Task goal |
Reproduce the records that follow in full, excluding any picture they contain.

── Material for this exercise

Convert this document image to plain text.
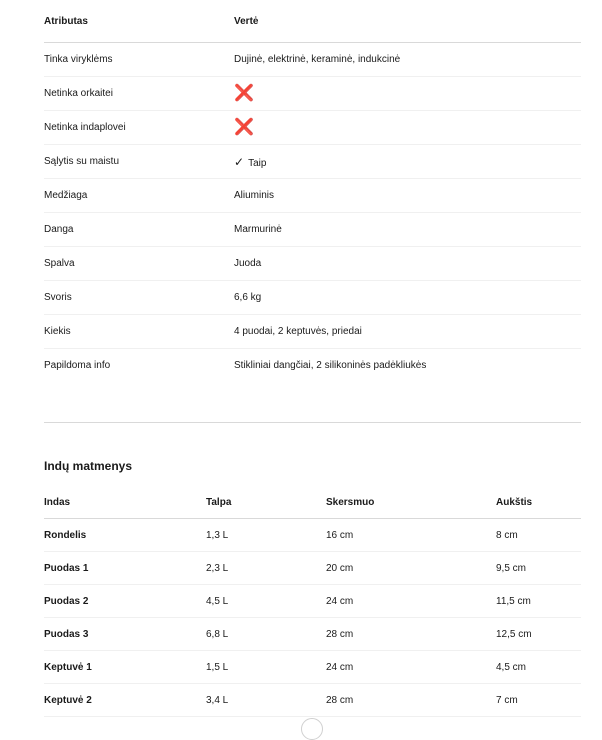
Atributas	Vertė
Tinka viryklėms	Dujinė, elektrinė, keraminė, indukcinė
Netinka orkaitei	❌
Netinka indaplovei	❌
Sąlytis su maistu	✓ Taip
Medžiaga	Aliuminis
Danga	Marmurinė
Spalva	Juoda
Svoris	6,6 kg
Kiekis	4 puodai, 2 keptuvės, priedai
Papildoma info	Stikliniai dangčiai, 2 silikoninės padėkliukės
Indų matmenys
Indas	Talpa	Skersmuo	Aukštis
Rondelis	1,3 L	16 cm	8 cm
Puodas 1	2,3 L	20 cm	9,5 cm
Puodas 2	4,5 L	24 cm	11,5 cm
Puodas 3	6,8 L	28 cm	12,5 cm
Keptuvė 1	1,5 L	24 cm	4,5 cm
Keptuvė 2	3,4 L	28 cm	7 cm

────

Result of the exercise |
Convert this document image to plain text.
Atributas	Vertė
Tinka viryklėms	Dujinė, elektrinė, keraminė, indukcinė
Netinka orkaitei	❌
Netinka indaplovei	❌
Sąlytis su maistu	✓ Taip
Medžiaga	Aliuminis
Danga	Marmurinė
Spalva	Juoda
Svoris	6,6 kg
Kiekis	4 puodai, 2 keptuvės, priedai
Papildoma info	Stikliniai dangčiai, 2 silikoninės padėkliukės
Indų matmenys
Indas	Talpa	Skersmuo	Aukštis
Rondelis	1,3 L	16 cm	8 cm
Puodas 1	2,3 L	20 cm	9,5 cm
Puodas 2	4,5 L	24 cm	11,5 cm
Puodas 3	6,8 L	28 cm	12,5 cm
Keptuvė 1	1,5 L	24 cm	4,5 cm
Keptuvė 2	3,4 L	28 cm	7 cm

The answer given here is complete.